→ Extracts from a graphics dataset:
# # # # # # #

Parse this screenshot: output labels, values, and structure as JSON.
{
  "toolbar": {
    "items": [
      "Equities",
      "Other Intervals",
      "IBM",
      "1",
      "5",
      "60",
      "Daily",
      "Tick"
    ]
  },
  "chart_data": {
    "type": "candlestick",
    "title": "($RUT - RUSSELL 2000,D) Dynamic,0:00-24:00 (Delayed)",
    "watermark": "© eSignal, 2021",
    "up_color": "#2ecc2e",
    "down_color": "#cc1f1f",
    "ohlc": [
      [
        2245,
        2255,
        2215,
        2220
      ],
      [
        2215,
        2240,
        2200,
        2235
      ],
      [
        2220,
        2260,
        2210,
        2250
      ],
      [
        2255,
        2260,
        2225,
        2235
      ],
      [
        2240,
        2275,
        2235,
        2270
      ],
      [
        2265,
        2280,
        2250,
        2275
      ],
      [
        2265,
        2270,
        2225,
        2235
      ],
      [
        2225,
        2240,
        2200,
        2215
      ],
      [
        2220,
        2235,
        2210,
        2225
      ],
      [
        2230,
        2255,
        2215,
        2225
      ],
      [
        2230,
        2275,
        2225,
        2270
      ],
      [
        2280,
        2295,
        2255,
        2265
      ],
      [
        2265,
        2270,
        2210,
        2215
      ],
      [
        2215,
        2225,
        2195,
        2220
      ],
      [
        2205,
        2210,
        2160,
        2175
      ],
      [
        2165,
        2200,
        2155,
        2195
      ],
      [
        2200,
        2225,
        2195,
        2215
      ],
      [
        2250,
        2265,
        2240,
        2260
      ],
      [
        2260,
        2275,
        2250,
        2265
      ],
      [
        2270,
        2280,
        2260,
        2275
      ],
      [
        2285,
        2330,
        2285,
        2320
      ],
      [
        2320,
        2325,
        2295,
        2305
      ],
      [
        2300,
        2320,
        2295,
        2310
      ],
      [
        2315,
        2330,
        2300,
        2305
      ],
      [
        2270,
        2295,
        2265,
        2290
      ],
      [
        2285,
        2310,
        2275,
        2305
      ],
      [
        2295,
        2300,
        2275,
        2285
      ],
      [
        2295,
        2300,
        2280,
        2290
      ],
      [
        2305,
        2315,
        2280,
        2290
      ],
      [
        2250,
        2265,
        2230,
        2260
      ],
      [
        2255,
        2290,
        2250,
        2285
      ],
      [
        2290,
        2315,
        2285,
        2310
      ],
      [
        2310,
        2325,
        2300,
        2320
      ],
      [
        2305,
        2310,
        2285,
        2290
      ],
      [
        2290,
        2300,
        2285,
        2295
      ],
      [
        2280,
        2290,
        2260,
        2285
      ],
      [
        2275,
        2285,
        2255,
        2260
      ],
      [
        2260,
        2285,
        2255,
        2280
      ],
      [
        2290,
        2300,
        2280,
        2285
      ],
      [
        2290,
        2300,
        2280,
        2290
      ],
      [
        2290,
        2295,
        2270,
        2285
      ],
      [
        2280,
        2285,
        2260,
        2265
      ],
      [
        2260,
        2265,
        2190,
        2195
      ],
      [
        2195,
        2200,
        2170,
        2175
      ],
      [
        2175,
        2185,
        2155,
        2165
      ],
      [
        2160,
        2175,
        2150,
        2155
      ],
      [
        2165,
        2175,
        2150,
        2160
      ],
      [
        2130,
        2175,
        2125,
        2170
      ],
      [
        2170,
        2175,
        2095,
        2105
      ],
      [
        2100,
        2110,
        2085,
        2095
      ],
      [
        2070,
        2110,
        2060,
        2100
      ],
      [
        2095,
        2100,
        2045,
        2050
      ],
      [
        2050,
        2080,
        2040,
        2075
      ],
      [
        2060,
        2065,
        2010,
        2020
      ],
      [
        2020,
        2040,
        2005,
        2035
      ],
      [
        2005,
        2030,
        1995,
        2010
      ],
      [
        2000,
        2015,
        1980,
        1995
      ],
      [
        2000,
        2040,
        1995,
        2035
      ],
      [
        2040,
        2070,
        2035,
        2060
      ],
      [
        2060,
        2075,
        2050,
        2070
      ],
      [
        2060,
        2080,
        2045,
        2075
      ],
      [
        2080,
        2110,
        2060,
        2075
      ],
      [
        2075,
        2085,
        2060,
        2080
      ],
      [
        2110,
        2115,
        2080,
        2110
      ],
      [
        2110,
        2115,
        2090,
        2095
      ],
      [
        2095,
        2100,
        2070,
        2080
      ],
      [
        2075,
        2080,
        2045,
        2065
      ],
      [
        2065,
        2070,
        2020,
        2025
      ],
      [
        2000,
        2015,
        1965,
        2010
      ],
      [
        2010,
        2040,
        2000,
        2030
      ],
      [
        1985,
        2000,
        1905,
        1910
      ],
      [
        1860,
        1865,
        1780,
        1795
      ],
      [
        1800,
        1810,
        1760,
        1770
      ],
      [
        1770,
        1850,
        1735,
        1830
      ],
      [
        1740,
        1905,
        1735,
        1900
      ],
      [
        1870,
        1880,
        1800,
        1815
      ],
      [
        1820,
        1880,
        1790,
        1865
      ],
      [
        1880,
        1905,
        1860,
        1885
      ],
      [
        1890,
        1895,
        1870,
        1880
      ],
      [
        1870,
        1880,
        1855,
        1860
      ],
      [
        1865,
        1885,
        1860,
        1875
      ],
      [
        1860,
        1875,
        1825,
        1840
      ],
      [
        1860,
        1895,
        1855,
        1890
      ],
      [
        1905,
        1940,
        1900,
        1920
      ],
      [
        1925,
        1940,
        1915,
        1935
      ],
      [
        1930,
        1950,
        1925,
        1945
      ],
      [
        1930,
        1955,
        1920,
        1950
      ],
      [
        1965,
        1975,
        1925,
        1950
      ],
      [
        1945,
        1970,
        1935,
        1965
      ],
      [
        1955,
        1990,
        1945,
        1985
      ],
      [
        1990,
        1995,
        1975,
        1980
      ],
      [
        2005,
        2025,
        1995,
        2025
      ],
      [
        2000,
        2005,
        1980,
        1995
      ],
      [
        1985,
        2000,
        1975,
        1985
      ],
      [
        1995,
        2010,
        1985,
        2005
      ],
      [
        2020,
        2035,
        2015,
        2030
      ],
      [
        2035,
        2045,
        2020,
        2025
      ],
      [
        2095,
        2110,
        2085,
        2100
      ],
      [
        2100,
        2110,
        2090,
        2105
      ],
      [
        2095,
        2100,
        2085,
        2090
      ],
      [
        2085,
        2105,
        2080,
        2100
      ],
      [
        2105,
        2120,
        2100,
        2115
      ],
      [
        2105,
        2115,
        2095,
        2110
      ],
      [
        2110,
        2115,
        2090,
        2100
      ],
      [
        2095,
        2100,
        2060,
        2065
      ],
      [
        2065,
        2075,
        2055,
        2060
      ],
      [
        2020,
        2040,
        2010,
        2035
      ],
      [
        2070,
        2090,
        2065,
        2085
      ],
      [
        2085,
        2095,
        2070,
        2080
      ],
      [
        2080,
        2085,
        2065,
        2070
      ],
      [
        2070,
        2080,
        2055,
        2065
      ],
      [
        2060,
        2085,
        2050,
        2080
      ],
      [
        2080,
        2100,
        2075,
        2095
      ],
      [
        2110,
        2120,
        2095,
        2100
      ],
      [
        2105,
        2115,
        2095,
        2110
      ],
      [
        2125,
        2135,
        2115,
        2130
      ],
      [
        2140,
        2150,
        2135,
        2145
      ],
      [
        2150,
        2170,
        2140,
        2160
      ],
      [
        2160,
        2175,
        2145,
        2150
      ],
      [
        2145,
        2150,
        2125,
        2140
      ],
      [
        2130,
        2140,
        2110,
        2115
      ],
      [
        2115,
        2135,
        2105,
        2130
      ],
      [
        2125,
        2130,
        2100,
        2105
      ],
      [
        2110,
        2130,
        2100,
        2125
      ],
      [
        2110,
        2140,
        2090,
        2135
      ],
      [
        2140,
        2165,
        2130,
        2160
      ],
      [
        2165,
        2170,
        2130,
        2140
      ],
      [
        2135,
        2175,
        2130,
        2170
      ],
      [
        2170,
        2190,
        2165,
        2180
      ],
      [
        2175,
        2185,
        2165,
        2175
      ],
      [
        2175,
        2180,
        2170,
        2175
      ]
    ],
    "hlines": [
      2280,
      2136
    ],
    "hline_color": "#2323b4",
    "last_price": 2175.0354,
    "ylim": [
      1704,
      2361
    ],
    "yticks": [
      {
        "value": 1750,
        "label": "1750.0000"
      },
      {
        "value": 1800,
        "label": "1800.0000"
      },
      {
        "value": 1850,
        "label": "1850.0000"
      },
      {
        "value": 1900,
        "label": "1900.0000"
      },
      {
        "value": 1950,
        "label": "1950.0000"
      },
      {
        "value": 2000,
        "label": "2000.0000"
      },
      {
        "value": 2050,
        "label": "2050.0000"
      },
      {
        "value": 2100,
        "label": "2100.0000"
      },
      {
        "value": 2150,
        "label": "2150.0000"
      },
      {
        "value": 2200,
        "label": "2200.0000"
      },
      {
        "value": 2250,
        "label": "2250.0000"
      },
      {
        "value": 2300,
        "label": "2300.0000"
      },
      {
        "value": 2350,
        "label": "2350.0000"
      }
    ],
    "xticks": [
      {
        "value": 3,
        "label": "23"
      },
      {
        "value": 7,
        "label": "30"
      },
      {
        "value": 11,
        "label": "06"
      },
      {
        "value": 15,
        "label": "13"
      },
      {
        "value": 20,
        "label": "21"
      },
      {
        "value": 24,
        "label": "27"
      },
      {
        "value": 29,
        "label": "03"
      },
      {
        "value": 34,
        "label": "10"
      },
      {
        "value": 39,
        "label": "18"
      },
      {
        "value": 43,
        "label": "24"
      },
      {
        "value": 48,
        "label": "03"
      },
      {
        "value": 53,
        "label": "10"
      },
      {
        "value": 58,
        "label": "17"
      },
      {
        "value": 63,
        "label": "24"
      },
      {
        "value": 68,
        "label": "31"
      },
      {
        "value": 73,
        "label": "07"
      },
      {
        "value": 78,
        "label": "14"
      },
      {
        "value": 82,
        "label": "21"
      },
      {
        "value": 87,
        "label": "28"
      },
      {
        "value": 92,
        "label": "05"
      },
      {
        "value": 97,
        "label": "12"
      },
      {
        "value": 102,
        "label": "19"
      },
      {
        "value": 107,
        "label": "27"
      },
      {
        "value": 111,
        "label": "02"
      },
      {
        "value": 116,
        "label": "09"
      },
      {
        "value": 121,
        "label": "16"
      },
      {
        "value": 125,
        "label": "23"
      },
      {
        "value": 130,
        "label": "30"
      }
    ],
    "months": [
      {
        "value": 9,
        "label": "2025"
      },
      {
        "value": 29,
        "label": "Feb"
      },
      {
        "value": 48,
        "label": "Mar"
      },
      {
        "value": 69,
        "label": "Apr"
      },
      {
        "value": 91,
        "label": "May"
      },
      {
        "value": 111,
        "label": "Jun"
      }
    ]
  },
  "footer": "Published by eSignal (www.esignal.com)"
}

# # # # # # #

→ Short exercise: Take every line containing the word "eSignal" and copy it.

→ Answer for the task:
    "watermark": "© eSignal, 2021",
  "footer": "Published by eSignal (www.esignal.com)"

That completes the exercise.